### SUPPLIED ENTRIES
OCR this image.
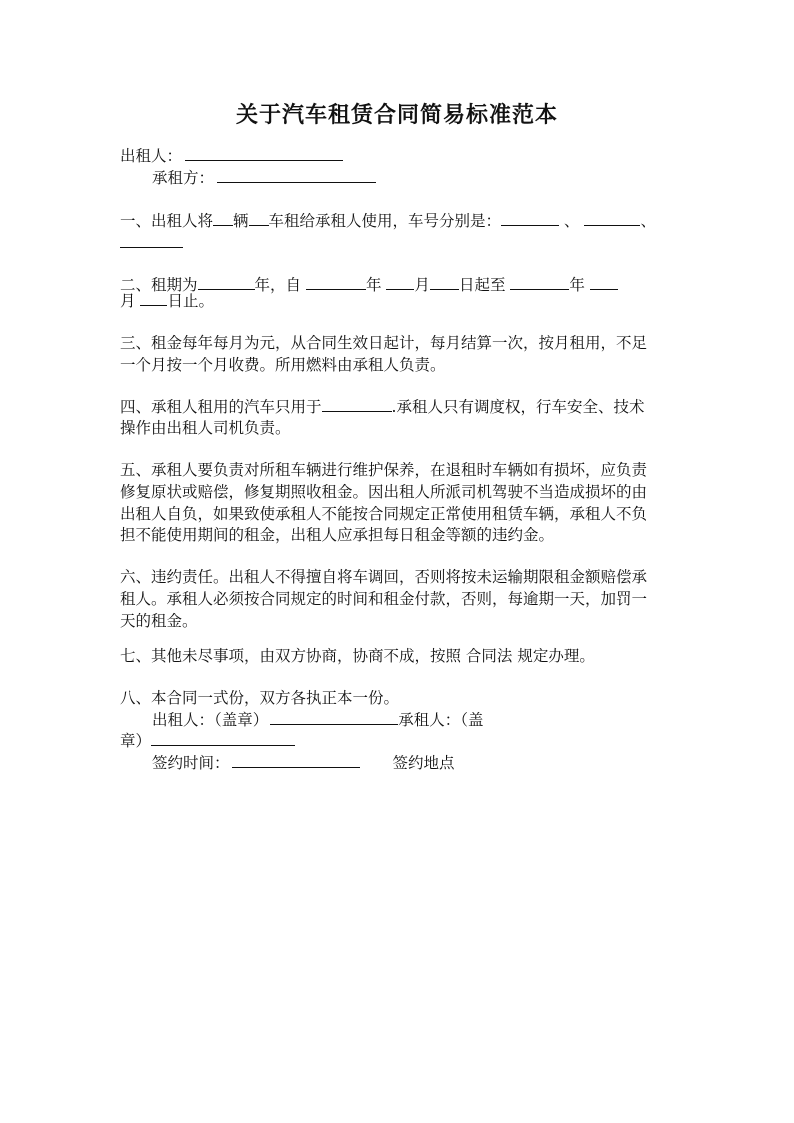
关于汽车租赁合同简易标准范本
出租人：
承租方：
一、出租人将 辆 车租给承租人使用，车号分别是：	、	、
二、租期为	年，自	年 月 日起至	年
月 日止。
三、租金每年每月为元，从合同生效日起计，每月结算一次，按月租用，不足
一个月按一个月收费。所用燃料由承租人负责。
四、承租人租用的汽车只用于	.承租人只有调度权，行车安全、技术
操作由出租人司机负责。
五、承租人要负责对所租车辆进行维护保养，在退租时车辆如有损坏，应负责
修复原状或赔偿，修复期照收租金。因出租人所派司机驾驶不当造成损坏的由
出租人自负，如果致使承租人不能按合同规定正常使用租赁车辆，承租人不负
担不能使用期间的租金，出租人应承担每日租金等额的违约金。
六、违约责任。出租人不得擅自将车调回，否则将按未运输期限租金额赔偿承
租人。承租人必须按合同规定的时间和租金付款，否则，每逾期一天，加罚一
天的租金。
七、其他未尽事项，由双方协商，协商不成，按照 合同法 规定办理。
八、本合同一式份，双方各执正本一份。
出租人：（盖章）	承租人：（盖
章）
签约时间：	签约地点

### GOAL
Each entry gets copied exactly; the pictures stay out.

### RESPONSE
OCR this image.
关于汽车租赁合同简易标准范本
出租人：
承租方：
一、出租人将 辆 车租给承租人使用，车号分别是：	、	、
二、租期为	年，自	年 月 日起至	年
月 日止。
三、租金每年每月为元，从合同生效日起计，每月结算一次，按月租用，不足
一个月按一个月收费。所用燃料由承租人负责。
四、承租人租用的汽车只用于	.承租人只有调度权，行车安全、技术
操作由出租人司机负责。
五、承租人要负责对所租车辆进行维护保养，在退租时车辆如有损坏，应负责
修复原状或赔偿，修复期照收租金。因出租人所派司机驾驶不当造成损坏的由
出租人自负，如果致使承租人不能按合同规定正常使用租赁车辆，承租人不负
担不能使用期间的租金，出租人应承担每日租金等额的违约金。
六、违约责任。出租人不得擅自将车调回，否则将按未运输期限租金额赔偿承
租人。承租人必须按合同规定的时间和租金付款，否则，每逾期一天，加罚一
天的租金。
七、其他未尽事项，由双方协商，协商不成，按照 合同法 规定办理。
八、本合同一式份，双方各执正本一份。
出租人：（盖章）	承租人：（盖
章）
签约时间：	签约地点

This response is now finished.